Records from a collection of figures
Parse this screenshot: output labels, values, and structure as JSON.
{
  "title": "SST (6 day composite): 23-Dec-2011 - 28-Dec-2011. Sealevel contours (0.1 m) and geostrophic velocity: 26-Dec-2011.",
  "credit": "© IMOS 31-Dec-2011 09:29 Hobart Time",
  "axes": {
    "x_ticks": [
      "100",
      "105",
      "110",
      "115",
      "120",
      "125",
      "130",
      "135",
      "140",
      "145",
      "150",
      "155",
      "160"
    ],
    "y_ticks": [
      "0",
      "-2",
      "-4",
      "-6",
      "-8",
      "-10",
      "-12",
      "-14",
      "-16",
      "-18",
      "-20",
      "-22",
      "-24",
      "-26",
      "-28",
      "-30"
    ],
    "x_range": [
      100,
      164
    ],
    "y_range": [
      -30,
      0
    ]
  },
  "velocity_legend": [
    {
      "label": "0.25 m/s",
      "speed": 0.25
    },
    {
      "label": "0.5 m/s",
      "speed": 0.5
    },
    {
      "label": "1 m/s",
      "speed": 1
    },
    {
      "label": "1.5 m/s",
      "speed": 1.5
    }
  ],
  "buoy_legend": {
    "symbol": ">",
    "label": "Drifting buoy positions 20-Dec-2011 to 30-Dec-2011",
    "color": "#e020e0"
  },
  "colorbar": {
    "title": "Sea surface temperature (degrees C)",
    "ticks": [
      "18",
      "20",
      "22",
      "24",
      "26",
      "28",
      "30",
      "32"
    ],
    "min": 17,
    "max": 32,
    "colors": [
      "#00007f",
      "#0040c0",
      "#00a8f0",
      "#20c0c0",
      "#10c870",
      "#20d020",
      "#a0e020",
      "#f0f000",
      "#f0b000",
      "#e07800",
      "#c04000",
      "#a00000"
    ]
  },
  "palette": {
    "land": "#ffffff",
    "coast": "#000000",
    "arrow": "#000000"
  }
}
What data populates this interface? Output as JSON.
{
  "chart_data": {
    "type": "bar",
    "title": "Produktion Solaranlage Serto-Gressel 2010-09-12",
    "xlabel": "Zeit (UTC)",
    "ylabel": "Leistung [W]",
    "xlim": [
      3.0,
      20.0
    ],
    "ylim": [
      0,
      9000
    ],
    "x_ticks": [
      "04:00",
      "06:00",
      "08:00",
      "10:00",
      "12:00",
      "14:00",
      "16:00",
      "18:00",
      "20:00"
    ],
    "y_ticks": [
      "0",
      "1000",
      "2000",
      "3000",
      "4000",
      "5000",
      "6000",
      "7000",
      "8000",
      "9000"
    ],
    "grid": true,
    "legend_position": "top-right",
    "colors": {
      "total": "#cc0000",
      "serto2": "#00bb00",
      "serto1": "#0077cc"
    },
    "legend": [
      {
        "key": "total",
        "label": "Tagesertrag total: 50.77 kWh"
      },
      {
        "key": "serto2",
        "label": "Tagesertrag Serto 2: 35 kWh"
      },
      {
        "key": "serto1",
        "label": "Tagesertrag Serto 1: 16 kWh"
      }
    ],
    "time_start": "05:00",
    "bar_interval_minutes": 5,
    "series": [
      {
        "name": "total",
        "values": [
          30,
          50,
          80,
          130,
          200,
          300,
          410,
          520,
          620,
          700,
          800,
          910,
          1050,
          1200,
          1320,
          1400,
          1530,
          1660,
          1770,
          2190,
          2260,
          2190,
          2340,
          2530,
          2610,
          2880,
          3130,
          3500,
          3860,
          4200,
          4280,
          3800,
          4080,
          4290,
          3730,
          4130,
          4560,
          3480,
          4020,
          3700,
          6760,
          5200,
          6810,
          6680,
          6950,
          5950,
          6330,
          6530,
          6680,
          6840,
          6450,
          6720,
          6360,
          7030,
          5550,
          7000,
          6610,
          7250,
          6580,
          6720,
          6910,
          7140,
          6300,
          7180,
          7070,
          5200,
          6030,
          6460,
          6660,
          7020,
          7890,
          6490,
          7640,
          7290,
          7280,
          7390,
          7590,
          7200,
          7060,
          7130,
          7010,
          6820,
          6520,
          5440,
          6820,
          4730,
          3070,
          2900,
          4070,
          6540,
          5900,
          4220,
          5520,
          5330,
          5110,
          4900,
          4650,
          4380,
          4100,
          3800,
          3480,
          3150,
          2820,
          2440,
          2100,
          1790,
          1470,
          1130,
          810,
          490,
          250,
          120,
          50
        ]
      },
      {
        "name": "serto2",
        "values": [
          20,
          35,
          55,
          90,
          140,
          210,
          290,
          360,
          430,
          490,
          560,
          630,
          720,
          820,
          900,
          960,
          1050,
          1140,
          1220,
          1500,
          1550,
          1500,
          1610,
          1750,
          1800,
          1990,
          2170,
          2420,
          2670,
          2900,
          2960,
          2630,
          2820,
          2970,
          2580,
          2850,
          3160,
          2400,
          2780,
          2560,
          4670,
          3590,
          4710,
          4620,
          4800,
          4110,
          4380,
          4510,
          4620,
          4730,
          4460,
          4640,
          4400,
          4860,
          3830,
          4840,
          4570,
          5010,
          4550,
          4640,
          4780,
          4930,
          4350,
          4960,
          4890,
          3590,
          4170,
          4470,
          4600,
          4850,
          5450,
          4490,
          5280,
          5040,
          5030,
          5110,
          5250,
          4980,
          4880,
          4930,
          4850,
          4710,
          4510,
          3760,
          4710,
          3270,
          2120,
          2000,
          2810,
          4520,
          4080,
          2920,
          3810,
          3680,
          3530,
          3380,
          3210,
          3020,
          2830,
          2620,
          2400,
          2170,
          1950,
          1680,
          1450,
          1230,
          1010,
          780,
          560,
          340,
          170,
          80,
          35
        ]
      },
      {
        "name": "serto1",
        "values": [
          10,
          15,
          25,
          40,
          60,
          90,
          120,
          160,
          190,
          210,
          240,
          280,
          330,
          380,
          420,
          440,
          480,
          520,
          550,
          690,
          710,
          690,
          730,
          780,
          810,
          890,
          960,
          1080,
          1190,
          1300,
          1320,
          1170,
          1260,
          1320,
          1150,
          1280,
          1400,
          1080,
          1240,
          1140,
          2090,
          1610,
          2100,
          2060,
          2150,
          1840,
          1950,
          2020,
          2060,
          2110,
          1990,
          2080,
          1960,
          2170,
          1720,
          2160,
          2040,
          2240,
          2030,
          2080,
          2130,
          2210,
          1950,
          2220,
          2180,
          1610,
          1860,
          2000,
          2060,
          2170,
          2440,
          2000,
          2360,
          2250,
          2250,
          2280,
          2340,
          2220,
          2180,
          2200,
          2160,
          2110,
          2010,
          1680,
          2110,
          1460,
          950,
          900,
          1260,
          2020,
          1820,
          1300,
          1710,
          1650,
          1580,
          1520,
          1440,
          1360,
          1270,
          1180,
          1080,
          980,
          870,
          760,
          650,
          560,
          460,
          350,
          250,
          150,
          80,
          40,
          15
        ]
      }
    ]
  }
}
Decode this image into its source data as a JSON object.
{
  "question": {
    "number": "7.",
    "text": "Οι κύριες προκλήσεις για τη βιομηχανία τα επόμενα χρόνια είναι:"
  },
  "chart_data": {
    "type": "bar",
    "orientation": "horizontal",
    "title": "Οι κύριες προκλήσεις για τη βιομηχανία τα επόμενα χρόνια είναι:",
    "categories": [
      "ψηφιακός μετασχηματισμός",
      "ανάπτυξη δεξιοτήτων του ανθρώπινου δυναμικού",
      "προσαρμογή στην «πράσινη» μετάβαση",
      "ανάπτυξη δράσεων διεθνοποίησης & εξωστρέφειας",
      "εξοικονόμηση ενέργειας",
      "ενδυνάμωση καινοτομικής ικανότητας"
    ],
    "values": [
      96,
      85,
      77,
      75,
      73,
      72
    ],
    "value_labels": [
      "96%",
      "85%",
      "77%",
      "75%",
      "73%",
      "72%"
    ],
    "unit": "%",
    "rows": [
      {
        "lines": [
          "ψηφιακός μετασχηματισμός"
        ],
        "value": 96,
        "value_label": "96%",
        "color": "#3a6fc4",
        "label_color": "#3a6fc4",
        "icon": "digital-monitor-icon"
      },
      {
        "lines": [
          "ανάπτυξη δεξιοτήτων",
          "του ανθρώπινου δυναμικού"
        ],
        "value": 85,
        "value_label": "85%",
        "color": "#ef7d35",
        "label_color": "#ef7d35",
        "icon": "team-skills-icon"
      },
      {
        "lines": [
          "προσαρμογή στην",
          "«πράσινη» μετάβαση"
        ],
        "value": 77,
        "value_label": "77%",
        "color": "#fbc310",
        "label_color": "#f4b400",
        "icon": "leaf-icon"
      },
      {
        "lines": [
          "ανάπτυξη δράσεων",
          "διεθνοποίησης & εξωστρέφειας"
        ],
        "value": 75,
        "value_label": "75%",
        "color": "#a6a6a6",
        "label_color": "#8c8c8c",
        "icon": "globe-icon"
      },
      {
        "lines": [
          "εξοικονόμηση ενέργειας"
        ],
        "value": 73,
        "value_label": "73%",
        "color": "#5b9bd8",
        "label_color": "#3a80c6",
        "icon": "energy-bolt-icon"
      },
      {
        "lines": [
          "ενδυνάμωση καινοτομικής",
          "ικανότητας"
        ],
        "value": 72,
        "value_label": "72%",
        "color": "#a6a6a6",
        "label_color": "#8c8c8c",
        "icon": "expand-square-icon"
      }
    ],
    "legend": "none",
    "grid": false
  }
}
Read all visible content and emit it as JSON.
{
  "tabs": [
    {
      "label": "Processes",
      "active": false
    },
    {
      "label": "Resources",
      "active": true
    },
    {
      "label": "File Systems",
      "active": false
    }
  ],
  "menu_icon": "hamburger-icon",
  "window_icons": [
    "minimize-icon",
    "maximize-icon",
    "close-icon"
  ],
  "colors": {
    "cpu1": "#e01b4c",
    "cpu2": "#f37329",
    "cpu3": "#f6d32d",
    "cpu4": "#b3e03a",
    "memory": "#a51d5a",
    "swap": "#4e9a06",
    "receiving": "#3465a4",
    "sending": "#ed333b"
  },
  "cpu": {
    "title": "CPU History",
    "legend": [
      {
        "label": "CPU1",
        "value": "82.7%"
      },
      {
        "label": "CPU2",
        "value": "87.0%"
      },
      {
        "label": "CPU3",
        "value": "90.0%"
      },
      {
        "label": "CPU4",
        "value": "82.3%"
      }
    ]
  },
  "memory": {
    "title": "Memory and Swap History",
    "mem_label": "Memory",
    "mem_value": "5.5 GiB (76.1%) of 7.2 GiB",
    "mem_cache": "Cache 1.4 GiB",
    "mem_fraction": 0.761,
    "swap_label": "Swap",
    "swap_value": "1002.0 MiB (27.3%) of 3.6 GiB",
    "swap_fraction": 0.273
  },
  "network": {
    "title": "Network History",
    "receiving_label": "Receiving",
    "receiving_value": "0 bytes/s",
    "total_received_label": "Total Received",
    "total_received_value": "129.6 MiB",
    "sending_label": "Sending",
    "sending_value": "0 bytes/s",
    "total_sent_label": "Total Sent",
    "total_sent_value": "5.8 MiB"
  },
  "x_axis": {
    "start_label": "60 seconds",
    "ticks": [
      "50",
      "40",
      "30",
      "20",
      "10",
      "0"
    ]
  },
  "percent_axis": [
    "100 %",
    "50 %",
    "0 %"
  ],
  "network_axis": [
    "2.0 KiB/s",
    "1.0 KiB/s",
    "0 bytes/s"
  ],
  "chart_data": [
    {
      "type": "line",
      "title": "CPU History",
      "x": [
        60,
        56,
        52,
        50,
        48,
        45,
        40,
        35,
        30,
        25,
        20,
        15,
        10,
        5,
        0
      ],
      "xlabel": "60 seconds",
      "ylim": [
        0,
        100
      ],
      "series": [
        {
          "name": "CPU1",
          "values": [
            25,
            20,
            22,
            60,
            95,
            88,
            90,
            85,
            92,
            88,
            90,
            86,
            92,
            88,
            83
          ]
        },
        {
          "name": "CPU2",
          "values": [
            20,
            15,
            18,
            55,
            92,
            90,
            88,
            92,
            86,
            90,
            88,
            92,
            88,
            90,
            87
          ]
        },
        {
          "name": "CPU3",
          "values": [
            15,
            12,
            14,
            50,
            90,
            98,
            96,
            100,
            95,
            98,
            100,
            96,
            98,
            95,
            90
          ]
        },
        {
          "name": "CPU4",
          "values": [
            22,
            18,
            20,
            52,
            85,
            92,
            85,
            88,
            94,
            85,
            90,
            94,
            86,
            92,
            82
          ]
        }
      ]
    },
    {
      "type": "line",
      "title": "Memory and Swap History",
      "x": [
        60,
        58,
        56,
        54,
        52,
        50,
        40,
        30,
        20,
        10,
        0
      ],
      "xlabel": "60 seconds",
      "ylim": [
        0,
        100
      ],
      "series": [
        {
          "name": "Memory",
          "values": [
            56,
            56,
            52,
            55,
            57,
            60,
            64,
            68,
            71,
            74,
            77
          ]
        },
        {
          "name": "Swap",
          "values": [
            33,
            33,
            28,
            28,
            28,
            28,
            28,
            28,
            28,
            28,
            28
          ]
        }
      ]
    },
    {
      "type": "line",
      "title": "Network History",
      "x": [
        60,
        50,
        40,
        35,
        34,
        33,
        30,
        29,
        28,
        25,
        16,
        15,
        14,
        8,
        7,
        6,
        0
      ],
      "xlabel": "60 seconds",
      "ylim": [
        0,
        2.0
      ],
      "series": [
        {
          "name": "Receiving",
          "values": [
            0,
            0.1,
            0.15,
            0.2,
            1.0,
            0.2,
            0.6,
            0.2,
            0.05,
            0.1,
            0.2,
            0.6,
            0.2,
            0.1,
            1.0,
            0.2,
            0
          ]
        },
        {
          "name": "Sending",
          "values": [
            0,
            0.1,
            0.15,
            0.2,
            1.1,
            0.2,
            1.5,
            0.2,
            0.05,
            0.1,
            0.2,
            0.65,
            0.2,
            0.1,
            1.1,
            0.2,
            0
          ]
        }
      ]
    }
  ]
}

**Requirement:** Look through the records and gather every line containing "προσαρμογή".

**Reply to the task:**
      "προσαρμογή στην «πράσινη» μετάβαση",
          "προσαρμογή στην",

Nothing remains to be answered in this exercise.